**What to do:**
Strip the pictures and reproduce the rest of the listing exactly.

**Records provided:**
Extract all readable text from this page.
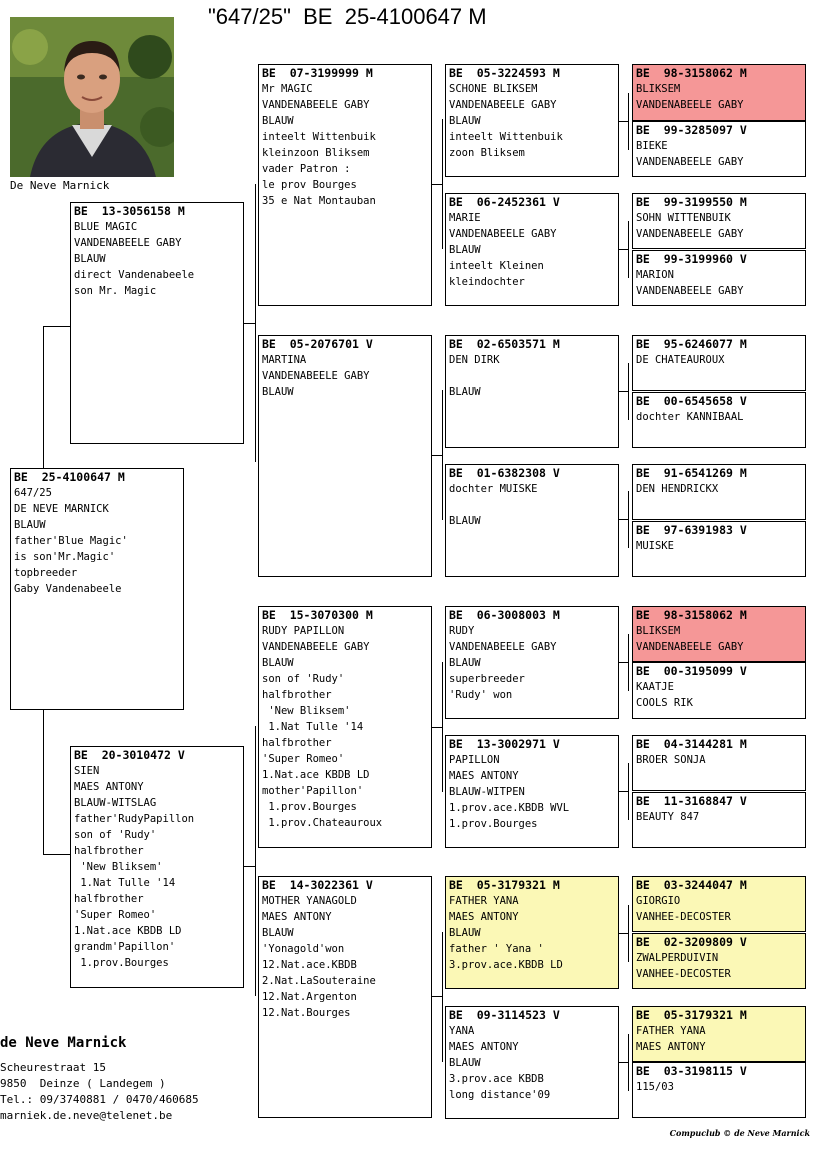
"647/25"  BE  25-4100647 M
De Neve Marnick
BE  25-4100647 M
647/25
DE NEVE MARNICK
BLAUW
father'Blue Magic'
is son'Mr.Magic'
topbreeder
Gaby Vandenabeele
BE  13-3056158 M
BLUE MAGIC
VANDENABEELE GABY
BLAUW
direct Vandenabeele
son Mr. Magic
BE  20-3010472 V
SIEN
MAES ANTONY
BLAUW-WITSLAG
father'RudyPapillon
son of 'Rudy'
halfbrother
'New Bliksem'
1.Nat Tulle '14
halfbrother
'Super Romeo'
1.Nat.ace KBDB LD
grandm'Papillon'
1.prov.Bourges
BE  07-3199999 M
Mr MAGIC
VANDENABEELE GABY
BLAUW
inteelt Wittenbuik
kleinzoon Bliksem
vader Patron :
le prov Bourges
35 e Nat Montauban
BE  05-2076701 V
MARTINA
VANDENABEELE GABY
BLAUW
BE  15-3070300 M
RUDY PAPILLON
VANDENABEELE GABY
BLAUW
son of 'Rudy'
halfbrother
'New Bliksem'
1.Nat Tulle '14
halfbrother
'Super Romeo'
1.Nat.ace KBDB LD
mother'Papillon'
1.prov.Bourges
1.prov.Chateauroux
BE  14-3022361 V
MOTHER YANAGOLD
MAES ANTONY
BLAUW
'Yonagold'won
12.Nat.ace.KBDB
2.Nat.LaSouteraine
12.Nat.Argenton
12.Nat.Bourges
BE  05-3224593 M
SCHONE BLIKSEM
VANDENABEELE GABY
BLAUW
inteelt Wittenbuik
zoon Bliksem
BE  06-2452361 V
MARIE
VANDENABEELE GABY
BLAUW
inteelt Kleinen
kleindochter
BE  02-6503571 M
DEN DIRK
BLAUW
BE  01-6382308 V
dochter MUISKE
BLAUW
BE  06-3008003 M
RUDY
VANDENABEELE GABY
BLAUW
superbreeder
'Rudy' won
BE  13-3002971 V
PAPILLON
MAES ANTONY
BLAUW-WITPEN
1.prov.ace.KBDB WVL
1.prov.Bourges
BE  05-3179321 M
FATHER YANA
MAES ANTONY
BLAUW
father ' Yana '
3.prov.ace.KBDB LD
BE  09-3114523 V
YANA
MAES ANTONY
BLAUW
3.prov.ace KBDB
long distance'09
BE  98-3158062 M
BLIKSEM
VANDENABEELE GABY
BE  99-3285097 V
BIEKE
VANDENABEELE GABY
BE  99-3199550 M
SOHN WITTENBUIK
VANDENABEELE GABY
BE  99-3199960 V
MARION
VANDENABEELE GABY
BE  95-6246077 M
DE CHATEAUROUX
BE  00-6545658 V
dochter KANNIBAAL
BE  91-6541269 M
DEN HENDRICKX
BE  97-6391983 V
MUISKE
BE  98-3158062 M
BLIKSEM
VANDENABEELE GABY
BE  00-3195099 V
KAATJE
COOLS RIK
BE  04-3144281 M
BROER SONJA
BE  11-3168847 V
BEAUTY 847
BE  03-3244047 M
GIORGIO
VANHEE-DECOSTER
BE  02-3209809 V
ZWALPERDUIVIN
VANHEE-DECOSTER
BE  05-3179321 M
FATHER YANA
MAES ANTONY
BE  03-3198115 V
115/03
de Neve Marnick
Scheurestraat 15
9850  Deinze ( Landegem )
Tel.: 09/3740881 / 0470/460685
marniek.de.neve@telenet.be
Compuclub © de Neve Marnick
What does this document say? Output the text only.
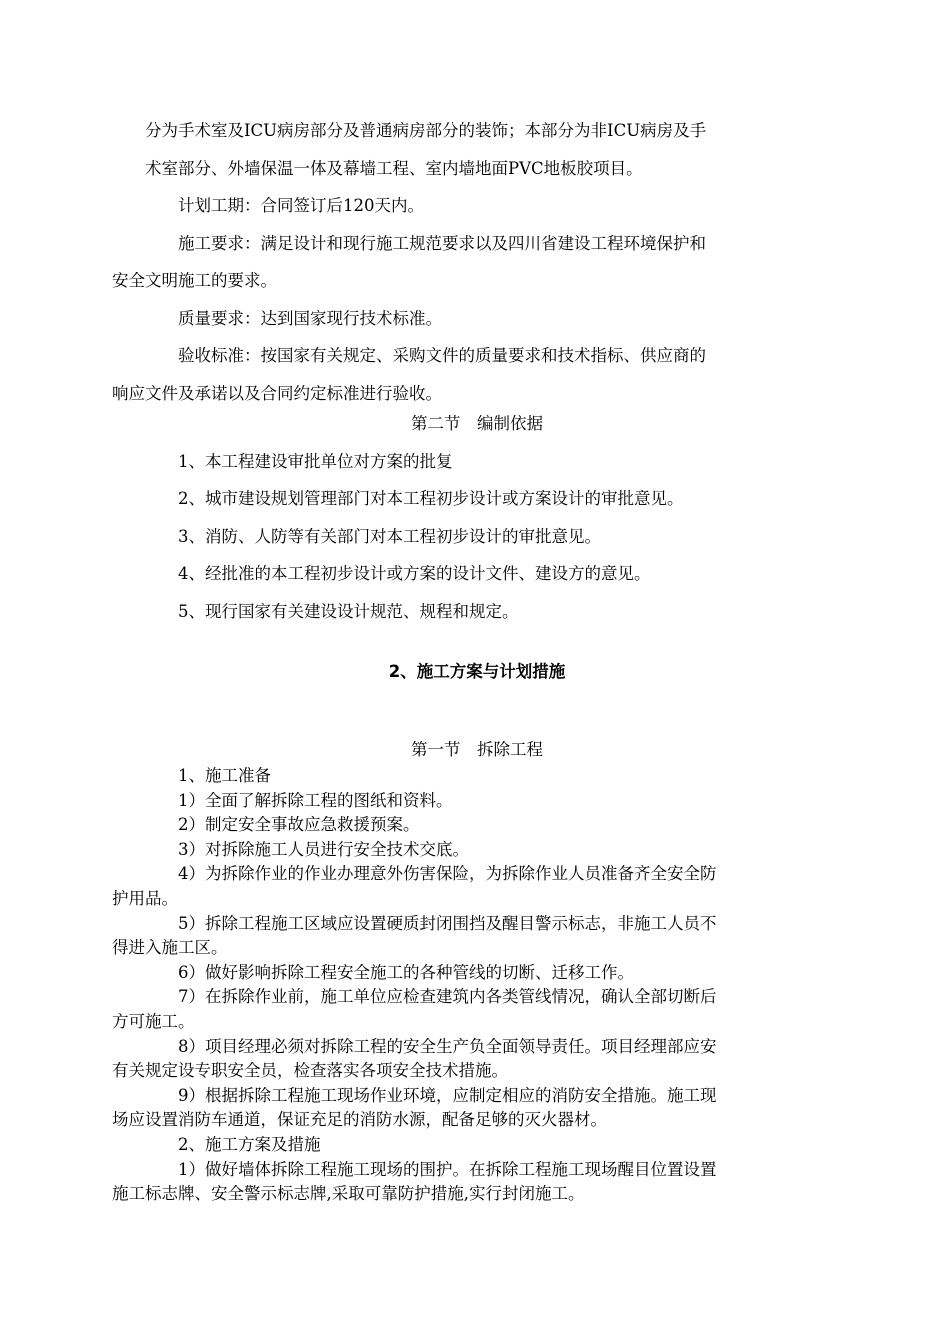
分为手术室及ICU病房部分及普通病房部分的装饰；本部分为非ICU病房及手
术室部分、外墙保温一体及幕墙工程、室内墙地面PVC地板胶项目。

计划工期：合同签订后120天内。

施工要求：满足设计和现行施工规范要求以及四川省建设工程环境保护和
安全文明施工的要求。

质量要求：达到国家现行技术标准。

验收标准：按国家有关规定、采购文件的质量要求和技术指标、供应商的
响应文件及承诺以及合同约定标准进行验收。

第二节　编制依据

1、本工程建设审批单位对方案的批复

2、城市建设规划管理部门对本工程初步设计或方案设计的审批意见。

3、消防、人防等有关部门对本工程初步设计的审批意见。

4、经批准的本工程初步设计或方案的设计文件、建设方的意见。

5、现行国家有关建设设计规范、规程和规定。

2、施工方案与计划措施

第一节　拆除工程

1、施工准备

1）全面了解拆除工程的图纸和资料。

2）制定安全事故应急救援预案。

3）对拆除施工人员进行安全技术交底。

4）为拆除作业的作业办理意外伤害保险，为拆除作业人员准备齐全安全防
护用品。

5）拆除工程施工区域应设置硬质封闭围挡及醒目警示标志，非施工人员不
得进入施工区。

6）做好影响拆除工程安全施工的各种管线的切断、迁移工作。

7）在拆除作业前，施工单位应检查建筑内各类管线情况，确认全部切断后
方可施工。

8）项目经理必须对拆除工程的安全生产负全面领导责任。项目经理部应安
有关规定设专职安全员，检查落实各项安全技术措施。

9）根据拆除工程施工现场作业环境，应制定相应的消防安全措施。施工现
场应设置消防车通道，保证充足的消防水源，配备足够的灭火器材。

2、施工方案及措施

1）做好墙体拆除工程施工现场的围护。在拆除工程施工现场醒目位置设置
施工标志牌、安全警示标志牌,采取可靠防护措施,实行封闭施工。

**Expected answer:**
Extract all readable text from this page.
"647/25"  BE  25-4100647 M
De Neve Marnick
BE  25-4100647 M
647/25
DE NEVE MARNICK
BLAUW
father'Blue Magic'
is son'Mr.Magic'
topbreeder
Gaby Vandenabeele
BE  13-3056158 M
BLUE MAGIC
VANDENABEELE GABY
BLAUW
direct Vandenabeele
son Mr. Magic
BE  20-3010472 V
SIEN
MAES ANTONY
BLAUW-WITSLAG
father'RudyPapillon
son of 'Rudy'
halfbrother
'New Bliksem'
1.Nat Tulle '14
halfbrother
'Super Romeo'
1.Nat.ace KBDB LD
grandm'Papillon'
1.prov.Bourges
BE  07-3199999 M
Mr MAGIC
VANDENABEELE GABY
BLAUW
inteelt Wittenbuik
kleinzoon Bliksem
vader Patron :
le prov Bourges
35 e Nat Montauban
BE  05-2076701 V
MARTINA
VANDENABEELE GABY
BLAUW
BE  15-3070300 M
RUDY PAPILLON
VANDENABEELE GABY
BLAUW
son of 'Rudy'
halfbrother
'New Bliksem'
1.Nat Tulle '14
halfbrother
'Super Romeo'
1.Nat.ace KBDB LD
mother'Papillon'
1.prov.Bourges
1.prov.Chateauroux
BE  14-3022361 V
MOTHER YANAGOLD
MAES ANTONY
BLAUW
'Yonagold'won
12.Nat.ace.KBDB
2.Nat.LaSouteraine
12.Nat.Argenton
12.Nat.Bourges
BE  05-3224593 M
SCHONE BLIKSEM
VANDENABEELE GABY
BLAUW
inteelt Wittenbuik
zoon Bliksem
BE  06-2452361 V
MARIE
VANDENABEELE GABY
BLAUW
inteelt Kleinen
kleindochter
BE  02-6503571 M
DEN DIRK
BLAUW
BE  01-6382308 V
dochter MUISKE
BLAUW
BE  06-3008003 M
RUDY
VANDENABEELE GABY
BLAUW
superbreeder
'Rudy' won
BE  13-3002971 V
PAPILLON
MAES ANTONY
BLAUW-WITPEN
1.prov.ace.KBDB WVL
1.prov.Bourges
BE  05-3179321 M
FATHER YANA
MAES ANTONY
BLAUW
father ' Yana '
3.prov.ace.KBDB LD
BE  09-3114523 V
YANA
MAES ANTONY
BLAUW
3.prov.ace KBDB
long distance'09
BE  98-3158062 M
BLIKSEM
VANDENABEELE GABY
BE  99-3285097 V
BIEKE
VANDENABEELE GABY
BE  99-3199550 M
SOHN WITTENBUIK
VANDENABEELE GABY
BE  99-3199960 V
MARION
VANDENABEELE GABY
BE  95-6246077 M
DE CHATEAUROUX
BE  00-6545658 V
dochter KANNIBAAL
BE  91-6541269 M
DEN HENDRICKX
BE  97-6391983 V
MUISKE
BE  98-3158062 M
BLIKSEM
VANDENABEELE GABY
BE  00-3195099 V
KAATJE
COOLS RIK
BE  04-3144281 M
BROER SONJA
BE  11-3168847 V
BEAUTY 847
BE  03-3244047 M
GIORGIO
VANHEE-DECOSTER
BE  02-3209809 V
ZWALPERDUIVIN
VANHEE-DECOSTER
BE  05-3179321 M
FATHER YANA
MAES ANTONY
BE  03-3198115 V
115/03
de Neve Marnick
Scheurestraat 15
9850  Deinze ( Landegem )
Tel.: 09/3740881 / 0470/460685
marniek.de.neve@telenet.be
Compuclub © de Neve Marnick
What does this document say? Output the text only.
分为手术室及ICU病房部分及普通病房部分的装饰；本部分为非ICU病房及手
术室部分、外墙保温一体及幕墙工程、室内墙地面PVC地板胶项目。

计划工期：合同签订后120天内。

施工要求：满足设计和现行施工规范要求以及四川省建设工程环境保护和
安全文明施工的要求。

质量要求：达到国家现行技术标准。

验收标准：按国家有关规定、采购文件的质量要求和技术指标、供应商的
响应文件及承诺以及合同约定标准进行验收。

第二节　编制依据

1、本工程建设审批单位对方案的批复

2、城市建设规划管理部门对本工程初步设计或方案设计的审批意见。

3、消防、人防等有关部门对本工程初步设计的审批意见。

4、经批准的本工程初步设计或方案的设计文件、建设方的意见。

5、现行国家有关建设设计规范、规程和规定。

2、施工方案与计划措施

第一节　拆除工程

1、施工准备

1）全面了解拆除工程的图纸和资料。

2）制定安全事故应急救援预案。

3）对拆除施工人员进行安全技术交底。

4）为拆除作业的作业办理意外伤害保险，为拆除作业人员准备齐全安全防
护用品。

5）拆除工程施工区域应设置硬质封闭围挡及醒目警示标志，非施工人员不
得进入施工区。

6）做好影响拆除工程安全施工的各种管线的切断、迁移工作。

7）在拆除作业前，施工单位应检查建筑内各类管线情况，确认全部切断后
方可施工。

8）项目经理必须对拆除工程的安全生产负全面领导责任。项目经理部应安
有关规定设专职安全员，检查落实各项安全技术措施。

9）根据拆除工程施工现场作业环境，应制定相应的消防安全措施。施工现
场应设置消防车通道，保证充足的消防水源，配备足够的灭火器材。

2、施工方案及措施

1）做好墙体拆除工程施工现场的围护。在拆除工程施工现场醒目位置设置
施工标志牌、安全警示标志牌,采取可靠防护措施,实行封闭施工。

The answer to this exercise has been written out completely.